_Exercise requirements:_
Return the records that follow, matching each one exactly.

Stored dataset items:

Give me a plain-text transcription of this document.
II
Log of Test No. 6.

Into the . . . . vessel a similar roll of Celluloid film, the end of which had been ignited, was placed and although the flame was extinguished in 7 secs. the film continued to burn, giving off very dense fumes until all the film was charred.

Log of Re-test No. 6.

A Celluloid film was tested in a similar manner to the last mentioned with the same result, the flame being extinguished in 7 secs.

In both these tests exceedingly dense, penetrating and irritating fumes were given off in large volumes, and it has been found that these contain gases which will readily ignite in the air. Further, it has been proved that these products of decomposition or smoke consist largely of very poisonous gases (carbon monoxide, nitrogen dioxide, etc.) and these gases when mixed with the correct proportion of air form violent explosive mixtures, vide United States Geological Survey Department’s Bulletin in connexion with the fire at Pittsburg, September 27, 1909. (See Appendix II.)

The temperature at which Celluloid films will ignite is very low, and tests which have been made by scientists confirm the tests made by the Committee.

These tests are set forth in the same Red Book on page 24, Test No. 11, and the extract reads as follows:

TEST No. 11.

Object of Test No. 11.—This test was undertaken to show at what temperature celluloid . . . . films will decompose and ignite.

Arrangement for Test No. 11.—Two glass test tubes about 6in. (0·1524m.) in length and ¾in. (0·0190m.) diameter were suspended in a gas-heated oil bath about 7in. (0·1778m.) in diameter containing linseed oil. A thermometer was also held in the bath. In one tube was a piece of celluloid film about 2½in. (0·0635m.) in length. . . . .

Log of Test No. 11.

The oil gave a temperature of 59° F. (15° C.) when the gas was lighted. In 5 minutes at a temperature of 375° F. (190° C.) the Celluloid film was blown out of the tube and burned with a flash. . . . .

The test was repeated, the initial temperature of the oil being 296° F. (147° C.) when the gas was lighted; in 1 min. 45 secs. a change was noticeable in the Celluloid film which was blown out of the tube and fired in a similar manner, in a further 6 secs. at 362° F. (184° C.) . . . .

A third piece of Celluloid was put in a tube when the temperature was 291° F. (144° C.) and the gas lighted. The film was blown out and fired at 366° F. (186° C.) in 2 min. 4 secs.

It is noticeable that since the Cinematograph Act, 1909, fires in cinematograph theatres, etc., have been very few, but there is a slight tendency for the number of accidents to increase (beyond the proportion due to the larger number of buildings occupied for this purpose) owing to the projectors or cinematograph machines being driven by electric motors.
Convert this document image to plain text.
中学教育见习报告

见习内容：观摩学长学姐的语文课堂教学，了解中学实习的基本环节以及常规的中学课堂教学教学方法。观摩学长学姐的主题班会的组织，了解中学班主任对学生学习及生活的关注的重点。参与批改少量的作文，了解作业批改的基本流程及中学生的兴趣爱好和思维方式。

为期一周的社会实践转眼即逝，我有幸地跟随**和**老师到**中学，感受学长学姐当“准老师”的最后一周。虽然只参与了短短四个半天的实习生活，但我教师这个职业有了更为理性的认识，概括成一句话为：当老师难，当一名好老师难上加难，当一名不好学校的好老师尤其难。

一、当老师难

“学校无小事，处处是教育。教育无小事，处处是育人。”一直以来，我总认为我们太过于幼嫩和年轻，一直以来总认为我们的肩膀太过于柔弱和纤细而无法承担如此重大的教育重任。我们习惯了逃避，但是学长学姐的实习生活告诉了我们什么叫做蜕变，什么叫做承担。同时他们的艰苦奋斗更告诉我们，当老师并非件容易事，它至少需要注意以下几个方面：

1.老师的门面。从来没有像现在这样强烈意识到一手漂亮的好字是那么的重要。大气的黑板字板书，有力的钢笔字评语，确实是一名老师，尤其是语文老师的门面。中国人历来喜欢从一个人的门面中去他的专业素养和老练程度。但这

_Solution for this problem:_
Give me a plain-text transcription of this document.
II
Log of Test No. 6.

Into the . . . . vessel a similar roll of Celluloid film, the end of which had been ignited, was placed and although the flame was extinguished in 7 secs. the film continued to burn, giving off very dense fumes until all the film was charred.

Log of Re-test No. 6.

A Celluloid film was tested in a similar manner to the last mentioned with the same result, the flame being extinguished in 7 secs.

In both these tests exceedingly dense, penetrating and irritating fumes were given off in large volumes, and it has been found that these contain gases which will readily ignite in the air. Further, it has been proved that these products of decomposition or smoke consist largely of very poisonous gases (carbon monoxide, nitrogen dioxide, etc.) and these gases when mixed with the correct proportion of air form violent explosive mixtures, vide United States Geological Survey Department’s Bulletin in connexion with the fire at Pittsburg, September 27, 1909. (See Appendix II.)

The temperature at which Celluloid films will ignite is very low, and tests which have been made by scientists confirm the tests made by the Committee.

These tests are set forth in the same Red Book on page 24, Test No. 11, and the extract reads as follows:

TEST No. 11.

Object of Test No. 11.—This test was undertaken to show at what temperature celluloid . . . . films will decompose and ignite.

Arrangement for Test No. 11.—Two glass test tubes about 6in. (0·1524m.) in length and ¾in. (0·0190m.) diameter were suspended in a gas-heated oil bath about 7in. (0·1778m.) in diameter containing linseed oil. A thermometer was also held in the bath. In one tube was a piece of celluloid film about 2½in. (0·0635m.) in length. . . . .

Log of Test No. 11.

The oil gave a temperature of 59° F. (15° C.) when the gas was lighted. In 5 minutes at a temperature of 375° F. (190° C.) the Celluloid film was blown out of the tube and burned with a flash. . . . .

The test was repeated, the initial temperature of the oil being 296° F. (147° C.) when the gas was lighted; in 1 min. 45 secs. a change was noticeable in the Celluloid film which was blown out of the tube and fired in a similar manner, in a further 6 secs. at 362° F. (184° C.) . . . .

A third piece of Celluloid was put in a tube when the temperature was 291° F. (144° C.) and the gas lighted. The film was blown out and fired at 366° F. (186° C.) in 2 min. 4 secs.

It is noticeable that since the Cinematograph Act, 1909, fires in cinematograph theatres, etc., have been very few, but there is a slight tendency for the number of accidents to increase (beyond the proportion due to the larger number of buildings occupied for this purpose) owing to the projectors or cinematograph machines being driven by electric motors.
Convert this document image to plain text.
中学教育见习报告

见习内容：观摩学长学姐的语文课堂教学，了解中学实习的基本环节以及常规的中学课堂教学教学方法。观摩学长学姐的主题班会的组织，了解中学班主任对学生学习及生活的关注的重点。参与批改少量的作文，了解作业批改的基本流程及中学生的兴趣爱好和思维方式。

为期一周的社会实践转眼即逝，我有幸地跟随**和**老师到**中学，感受学长学姐当“准老师”的最后一周。虽然只参与了短短四个半天的实习生活，但我教师这个职业有了更为理性的认识，概括成一句话为：当老师难，当一名好老师难上加难，当一名不好学校的好老师尤其难。

一、当老师难

“学校无小事，处处是教育。教育无小事，处处是育人。”一直以来，我总认为我们太过于幼嫩和年轻，一直以来总认为我们的肩膀太过于柔弱和纤细而无法承担如此重大的教育重任。我们习惯了逃避，但是学长学姐的实习生活告诉了我们什么叫做蜕变，什么叫做承担。同时他们的艰苦奋斗更告诉我们，当老师并非件容易事，它至少需要注意以下几个方面：

1.老师的门面。从来没有像现在这样强烈意识到一手漂亮的好字是那么的重要。大气的黑板字板书，有力的钢笔字评语，确实是一名老师，尤其是语文老师的门面。中国人历来喜欢从一个人的门面中去他的专业素养和老练程度。但这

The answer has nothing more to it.